→ ENTRIES SHOWN
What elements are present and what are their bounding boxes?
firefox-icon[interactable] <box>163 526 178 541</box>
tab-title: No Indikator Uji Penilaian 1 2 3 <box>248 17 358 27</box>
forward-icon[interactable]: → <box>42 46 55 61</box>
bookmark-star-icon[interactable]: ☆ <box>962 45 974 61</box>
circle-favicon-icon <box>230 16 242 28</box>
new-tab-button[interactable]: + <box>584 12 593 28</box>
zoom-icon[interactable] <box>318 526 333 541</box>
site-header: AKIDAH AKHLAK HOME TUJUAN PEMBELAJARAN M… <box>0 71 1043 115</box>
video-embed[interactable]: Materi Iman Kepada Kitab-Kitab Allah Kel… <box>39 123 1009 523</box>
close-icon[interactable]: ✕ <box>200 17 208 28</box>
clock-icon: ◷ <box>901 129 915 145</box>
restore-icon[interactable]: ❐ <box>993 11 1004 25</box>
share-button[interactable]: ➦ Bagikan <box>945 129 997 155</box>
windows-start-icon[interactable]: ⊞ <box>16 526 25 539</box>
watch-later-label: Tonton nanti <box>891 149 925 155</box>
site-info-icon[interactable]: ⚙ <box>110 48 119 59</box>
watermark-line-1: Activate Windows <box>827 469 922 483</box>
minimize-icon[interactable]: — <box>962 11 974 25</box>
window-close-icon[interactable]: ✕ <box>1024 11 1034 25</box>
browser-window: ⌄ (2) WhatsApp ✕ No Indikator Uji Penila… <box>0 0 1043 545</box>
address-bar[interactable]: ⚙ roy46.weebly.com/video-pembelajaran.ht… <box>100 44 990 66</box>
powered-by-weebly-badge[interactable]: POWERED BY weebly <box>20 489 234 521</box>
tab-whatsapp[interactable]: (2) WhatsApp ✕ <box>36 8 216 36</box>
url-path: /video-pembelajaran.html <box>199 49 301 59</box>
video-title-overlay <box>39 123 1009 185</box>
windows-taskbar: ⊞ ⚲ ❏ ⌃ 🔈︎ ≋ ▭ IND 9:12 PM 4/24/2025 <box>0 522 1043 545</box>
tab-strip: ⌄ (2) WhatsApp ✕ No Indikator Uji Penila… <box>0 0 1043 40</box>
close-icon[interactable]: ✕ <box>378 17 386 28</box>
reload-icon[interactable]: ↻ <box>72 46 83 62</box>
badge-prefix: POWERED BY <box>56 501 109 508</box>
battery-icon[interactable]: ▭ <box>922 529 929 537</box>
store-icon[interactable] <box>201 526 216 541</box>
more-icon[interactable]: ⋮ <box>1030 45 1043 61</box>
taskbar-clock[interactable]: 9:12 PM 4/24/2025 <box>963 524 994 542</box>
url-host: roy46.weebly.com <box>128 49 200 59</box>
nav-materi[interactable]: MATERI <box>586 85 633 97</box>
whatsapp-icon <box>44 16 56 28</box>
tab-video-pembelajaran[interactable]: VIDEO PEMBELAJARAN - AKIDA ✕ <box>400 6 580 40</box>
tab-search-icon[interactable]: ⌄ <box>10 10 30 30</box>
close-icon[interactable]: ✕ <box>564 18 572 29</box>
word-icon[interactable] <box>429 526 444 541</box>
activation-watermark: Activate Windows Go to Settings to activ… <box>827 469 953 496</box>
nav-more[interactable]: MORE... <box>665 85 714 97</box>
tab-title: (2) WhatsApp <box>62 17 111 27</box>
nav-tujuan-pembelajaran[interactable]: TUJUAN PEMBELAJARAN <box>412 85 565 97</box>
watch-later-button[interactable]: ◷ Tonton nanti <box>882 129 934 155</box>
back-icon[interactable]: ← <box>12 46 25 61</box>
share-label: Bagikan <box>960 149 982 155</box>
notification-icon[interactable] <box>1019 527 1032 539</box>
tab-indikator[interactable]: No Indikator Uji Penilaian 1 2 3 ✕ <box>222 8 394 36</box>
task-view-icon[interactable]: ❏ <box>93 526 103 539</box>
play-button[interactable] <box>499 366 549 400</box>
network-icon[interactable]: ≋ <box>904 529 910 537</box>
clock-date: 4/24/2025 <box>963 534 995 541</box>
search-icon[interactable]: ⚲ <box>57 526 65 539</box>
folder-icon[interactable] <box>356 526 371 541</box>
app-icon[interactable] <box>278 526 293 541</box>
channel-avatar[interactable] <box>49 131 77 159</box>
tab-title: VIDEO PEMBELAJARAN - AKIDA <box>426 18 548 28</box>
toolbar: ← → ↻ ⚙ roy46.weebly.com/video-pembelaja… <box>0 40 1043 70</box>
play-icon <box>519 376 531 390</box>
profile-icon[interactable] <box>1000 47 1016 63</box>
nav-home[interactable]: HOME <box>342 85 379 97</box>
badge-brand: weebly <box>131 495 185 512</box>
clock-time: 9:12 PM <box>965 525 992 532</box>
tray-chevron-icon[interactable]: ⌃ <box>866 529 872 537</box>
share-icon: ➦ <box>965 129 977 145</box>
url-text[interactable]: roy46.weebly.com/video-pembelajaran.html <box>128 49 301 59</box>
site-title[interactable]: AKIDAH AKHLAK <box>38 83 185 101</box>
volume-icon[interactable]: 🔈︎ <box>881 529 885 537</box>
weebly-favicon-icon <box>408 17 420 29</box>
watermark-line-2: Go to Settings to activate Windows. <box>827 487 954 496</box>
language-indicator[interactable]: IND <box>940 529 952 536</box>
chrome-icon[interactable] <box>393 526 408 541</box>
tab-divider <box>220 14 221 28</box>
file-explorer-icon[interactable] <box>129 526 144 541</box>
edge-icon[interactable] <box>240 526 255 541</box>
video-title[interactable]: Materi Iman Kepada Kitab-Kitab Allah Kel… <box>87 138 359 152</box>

→ DESCRIPTION OF THE TASK
Copy verbatim every line from the start of the records through the line containing "windows-taskbar: ⊞ ⚲", with that line included.

→ PROBLEM SOLUTION
What elements are present and what are their bounding boxes?
firefox-icon[interactable] <box>163 526 178 541</box>
tab-title: No Indikator Uji Penilaian 1 2 3 <box>248 17 358 27</box>
forward-icon[interactable]: → <box>42 46 55 61</box>
bookmark-star-icon[interactable]: ☆ <box>962 45 974 61</box>
circle-favicon-icon <box>230 16 242 28</box>
new-tab-button[interactable]: + <box>584 12 593 28</box>
zoom-icon[interactable] <box>318 526 333 541</box>
site-header: AKIDAH AKHLAK HOME TUJUAN PEMBELAJARAN M… <box>0 71 1043 115</box>
video-embed[interactable]: Materi Iman Kepada Kitab-Kitab Allah Kel… <box>39 123 1009 523</box>
close-icon[interactable]: ✕ <box>200 17 208 28</box>
clock-icon: ◷ <box>901 129 915 145</box>
restore-icon[interactable]: ❐ <box>993 11 1004 25</box>
share-button[interactable]: ➦ Bagikan <box>945 129 997 155</box>
windows-start-icon[interactable]: ⊞ <box>16 526 25 539</box>
watch-later-label: Tonton nanti <box>891 149 925 155</box>
site-info-icon[interactable]: ⚙ <box>110 48 119 59</box>
watermark-line-1: Activate Windows <box>827 469 922 483</box>
minimize-icon[interactable]: — <box>962 11 974 25</box>
window-close-icon[interactable]: ✕ <box>1024 11 1034 25</box>
browser-window: ⌄ (2) WhatsApp ✕ No Indikator Uji Penila… <box>0 0 1043 545</box>
address-bar[interactable]: ⚙ roy46.weebly.com/video-pembelajaran.ht… <box>100 44 990 66</box>
powered-by-weebly-badge[interactable]: POWERED BY weebly <box>20 489 234 521</box>
tab-whatsapp[interactable]: (2) WhatsApp ✕ <box>36 8 216 36</box>
url-path: /video-pembelajaran.html <box>199 49 301 59</box>
video-title-overlay <box>39 123 1009 185</box>
windows-taskbar: ⊞ ⚲ ❏ ⌃ 🔈︎ ≋ ▭ IND 9:12 PM 4/24/2025 <box>0 522 1043 545</box>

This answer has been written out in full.